**** SUPPLIED MATERIAL

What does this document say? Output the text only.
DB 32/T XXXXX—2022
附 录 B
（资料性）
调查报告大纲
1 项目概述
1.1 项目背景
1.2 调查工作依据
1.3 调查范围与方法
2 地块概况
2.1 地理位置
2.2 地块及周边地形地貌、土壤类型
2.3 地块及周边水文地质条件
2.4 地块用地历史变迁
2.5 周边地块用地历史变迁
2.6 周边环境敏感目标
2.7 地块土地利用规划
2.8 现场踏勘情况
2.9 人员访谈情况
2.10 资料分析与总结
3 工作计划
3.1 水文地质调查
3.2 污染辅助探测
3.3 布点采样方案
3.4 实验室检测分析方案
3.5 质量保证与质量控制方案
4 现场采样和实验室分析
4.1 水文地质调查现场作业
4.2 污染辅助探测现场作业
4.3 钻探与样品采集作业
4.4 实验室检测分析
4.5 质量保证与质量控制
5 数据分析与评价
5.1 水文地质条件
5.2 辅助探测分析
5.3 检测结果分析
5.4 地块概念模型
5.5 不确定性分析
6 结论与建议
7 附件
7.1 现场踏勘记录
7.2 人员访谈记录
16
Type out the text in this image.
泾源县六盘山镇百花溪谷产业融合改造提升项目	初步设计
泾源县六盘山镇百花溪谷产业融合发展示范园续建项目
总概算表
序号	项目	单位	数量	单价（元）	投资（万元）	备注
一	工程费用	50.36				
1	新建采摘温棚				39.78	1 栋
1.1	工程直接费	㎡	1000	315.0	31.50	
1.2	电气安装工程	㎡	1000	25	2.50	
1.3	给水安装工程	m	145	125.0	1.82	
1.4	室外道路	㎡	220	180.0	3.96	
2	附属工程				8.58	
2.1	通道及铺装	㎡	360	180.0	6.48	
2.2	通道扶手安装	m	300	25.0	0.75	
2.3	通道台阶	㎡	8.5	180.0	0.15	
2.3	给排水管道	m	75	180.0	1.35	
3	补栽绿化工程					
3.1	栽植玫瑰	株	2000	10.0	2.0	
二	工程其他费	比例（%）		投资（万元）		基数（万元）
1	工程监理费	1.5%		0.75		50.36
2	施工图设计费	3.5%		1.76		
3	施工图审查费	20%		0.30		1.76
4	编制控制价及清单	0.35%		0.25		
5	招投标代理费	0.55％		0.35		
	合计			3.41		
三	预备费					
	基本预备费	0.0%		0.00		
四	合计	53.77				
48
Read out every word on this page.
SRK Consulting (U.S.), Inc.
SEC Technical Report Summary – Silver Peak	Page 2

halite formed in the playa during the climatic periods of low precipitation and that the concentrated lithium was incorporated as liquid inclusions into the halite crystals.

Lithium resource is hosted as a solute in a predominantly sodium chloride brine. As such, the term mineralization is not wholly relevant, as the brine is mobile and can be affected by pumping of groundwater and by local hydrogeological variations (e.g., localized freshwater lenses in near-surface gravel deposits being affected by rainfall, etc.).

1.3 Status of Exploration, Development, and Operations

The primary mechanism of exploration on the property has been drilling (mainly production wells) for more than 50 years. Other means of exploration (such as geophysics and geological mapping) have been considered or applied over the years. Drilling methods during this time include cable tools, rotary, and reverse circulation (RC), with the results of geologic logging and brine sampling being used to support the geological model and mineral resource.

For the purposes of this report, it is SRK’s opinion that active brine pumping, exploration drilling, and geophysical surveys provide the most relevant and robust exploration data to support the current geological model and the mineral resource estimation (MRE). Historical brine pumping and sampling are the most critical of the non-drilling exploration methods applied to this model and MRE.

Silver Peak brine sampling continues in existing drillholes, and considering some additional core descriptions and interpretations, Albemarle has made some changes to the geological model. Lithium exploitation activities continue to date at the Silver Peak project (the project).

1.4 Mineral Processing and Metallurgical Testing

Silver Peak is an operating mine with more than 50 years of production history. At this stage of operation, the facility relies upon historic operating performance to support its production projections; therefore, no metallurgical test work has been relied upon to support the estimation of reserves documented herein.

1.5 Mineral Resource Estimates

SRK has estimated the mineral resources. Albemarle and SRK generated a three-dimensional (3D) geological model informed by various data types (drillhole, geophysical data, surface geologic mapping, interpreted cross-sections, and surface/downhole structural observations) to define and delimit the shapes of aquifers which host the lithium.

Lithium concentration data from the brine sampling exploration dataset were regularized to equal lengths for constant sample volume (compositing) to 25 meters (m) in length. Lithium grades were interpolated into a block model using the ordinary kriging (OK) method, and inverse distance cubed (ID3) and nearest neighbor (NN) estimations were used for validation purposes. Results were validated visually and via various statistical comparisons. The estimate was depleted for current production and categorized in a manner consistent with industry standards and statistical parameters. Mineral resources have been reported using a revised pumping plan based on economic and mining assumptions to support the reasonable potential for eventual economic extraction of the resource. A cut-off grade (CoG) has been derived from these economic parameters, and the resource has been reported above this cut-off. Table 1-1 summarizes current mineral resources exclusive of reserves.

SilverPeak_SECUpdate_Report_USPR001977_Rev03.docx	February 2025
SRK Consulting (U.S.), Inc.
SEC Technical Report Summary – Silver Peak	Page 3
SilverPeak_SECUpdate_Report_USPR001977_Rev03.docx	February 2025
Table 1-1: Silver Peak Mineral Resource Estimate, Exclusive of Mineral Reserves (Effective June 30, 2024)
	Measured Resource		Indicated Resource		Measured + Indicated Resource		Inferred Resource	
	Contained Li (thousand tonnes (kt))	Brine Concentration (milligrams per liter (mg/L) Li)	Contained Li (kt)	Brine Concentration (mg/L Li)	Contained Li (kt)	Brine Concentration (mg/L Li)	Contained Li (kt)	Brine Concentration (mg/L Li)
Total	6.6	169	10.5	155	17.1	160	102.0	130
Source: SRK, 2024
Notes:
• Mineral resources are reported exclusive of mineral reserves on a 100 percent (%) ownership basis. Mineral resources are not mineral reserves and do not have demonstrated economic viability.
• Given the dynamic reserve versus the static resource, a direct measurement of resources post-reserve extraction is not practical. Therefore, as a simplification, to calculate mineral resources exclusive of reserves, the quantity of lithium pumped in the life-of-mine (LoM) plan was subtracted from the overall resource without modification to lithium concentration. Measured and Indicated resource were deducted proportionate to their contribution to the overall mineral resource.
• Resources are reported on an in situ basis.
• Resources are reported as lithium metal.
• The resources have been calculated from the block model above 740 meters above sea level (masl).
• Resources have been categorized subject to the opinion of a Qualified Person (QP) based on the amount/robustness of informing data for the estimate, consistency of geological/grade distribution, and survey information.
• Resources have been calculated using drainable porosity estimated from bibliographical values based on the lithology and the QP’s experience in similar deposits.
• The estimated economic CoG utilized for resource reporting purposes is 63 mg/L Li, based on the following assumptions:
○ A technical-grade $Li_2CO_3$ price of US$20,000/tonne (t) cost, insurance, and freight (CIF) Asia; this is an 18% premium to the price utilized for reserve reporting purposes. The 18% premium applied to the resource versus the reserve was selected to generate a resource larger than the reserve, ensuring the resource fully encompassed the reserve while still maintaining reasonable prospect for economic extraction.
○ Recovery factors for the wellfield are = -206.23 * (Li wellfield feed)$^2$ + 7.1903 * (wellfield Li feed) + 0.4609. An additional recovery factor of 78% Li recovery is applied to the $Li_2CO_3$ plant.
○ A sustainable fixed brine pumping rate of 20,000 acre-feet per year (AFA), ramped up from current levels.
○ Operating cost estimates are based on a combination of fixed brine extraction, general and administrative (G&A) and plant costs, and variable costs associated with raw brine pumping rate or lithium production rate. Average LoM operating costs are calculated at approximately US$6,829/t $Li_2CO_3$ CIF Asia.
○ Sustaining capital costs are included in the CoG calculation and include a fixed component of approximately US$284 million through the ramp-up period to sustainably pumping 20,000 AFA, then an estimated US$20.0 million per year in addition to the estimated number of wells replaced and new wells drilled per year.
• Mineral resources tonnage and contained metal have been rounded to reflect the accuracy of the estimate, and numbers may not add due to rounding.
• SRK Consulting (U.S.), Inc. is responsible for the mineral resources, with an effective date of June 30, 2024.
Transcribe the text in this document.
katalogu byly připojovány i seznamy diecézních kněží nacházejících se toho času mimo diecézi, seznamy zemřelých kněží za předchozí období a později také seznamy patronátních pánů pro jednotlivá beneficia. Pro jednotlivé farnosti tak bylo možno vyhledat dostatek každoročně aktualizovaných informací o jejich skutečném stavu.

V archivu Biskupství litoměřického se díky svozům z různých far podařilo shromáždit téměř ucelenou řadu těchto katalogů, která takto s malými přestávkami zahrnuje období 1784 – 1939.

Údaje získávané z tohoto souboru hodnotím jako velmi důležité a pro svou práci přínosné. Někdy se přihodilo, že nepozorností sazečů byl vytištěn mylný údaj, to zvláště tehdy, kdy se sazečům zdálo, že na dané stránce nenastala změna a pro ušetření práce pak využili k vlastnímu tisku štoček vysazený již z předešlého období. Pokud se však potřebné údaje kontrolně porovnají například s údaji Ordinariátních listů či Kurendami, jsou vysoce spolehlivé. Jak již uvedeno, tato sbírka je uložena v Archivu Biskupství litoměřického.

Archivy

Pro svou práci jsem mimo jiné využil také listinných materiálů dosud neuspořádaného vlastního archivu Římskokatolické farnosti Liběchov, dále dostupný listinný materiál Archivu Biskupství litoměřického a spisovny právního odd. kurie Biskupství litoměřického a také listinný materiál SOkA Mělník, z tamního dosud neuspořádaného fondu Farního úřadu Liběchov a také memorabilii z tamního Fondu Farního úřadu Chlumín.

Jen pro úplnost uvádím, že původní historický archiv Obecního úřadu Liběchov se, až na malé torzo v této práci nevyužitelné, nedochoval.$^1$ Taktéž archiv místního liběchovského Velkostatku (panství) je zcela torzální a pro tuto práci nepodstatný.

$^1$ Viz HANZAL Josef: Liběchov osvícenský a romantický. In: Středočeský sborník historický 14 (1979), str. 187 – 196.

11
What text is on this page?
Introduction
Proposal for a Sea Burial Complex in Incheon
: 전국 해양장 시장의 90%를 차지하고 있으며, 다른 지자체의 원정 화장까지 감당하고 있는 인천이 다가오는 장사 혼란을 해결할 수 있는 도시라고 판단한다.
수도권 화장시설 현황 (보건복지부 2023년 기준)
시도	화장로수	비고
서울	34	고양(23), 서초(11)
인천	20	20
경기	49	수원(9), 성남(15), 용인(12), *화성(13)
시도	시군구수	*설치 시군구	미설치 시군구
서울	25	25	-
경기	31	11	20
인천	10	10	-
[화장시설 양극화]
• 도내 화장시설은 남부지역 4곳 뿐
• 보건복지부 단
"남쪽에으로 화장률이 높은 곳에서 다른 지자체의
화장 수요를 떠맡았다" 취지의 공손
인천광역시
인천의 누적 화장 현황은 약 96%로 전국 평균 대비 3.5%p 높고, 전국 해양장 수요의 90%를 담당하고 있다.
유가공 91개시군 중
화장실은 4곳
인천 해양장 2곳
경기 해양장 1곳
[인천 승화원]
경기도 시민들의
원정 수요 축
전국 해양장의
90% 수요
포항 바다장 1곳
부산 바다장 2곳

********

PROMPT: Show every line where the string "calculated" appears.

SOLUTION FOR THIS EXERCISE:
• The resources have been calculated from the block model above 740 meters above sea level (masl).
• Resources have been calculated using drainable porosity estimated from bibliographical values based on the lithology and the QP’s experience in similar deposits.
○ Operating cost estimates are based on a combination of fixed brine extraction, general and administrative (G&A) and plant costs, and variable costs associated with raw brine pumping rate or lithium production rate. Average LoM operating costs are calculated at approximately US$6,829/t $Li_2CO_3$ CIF Asia.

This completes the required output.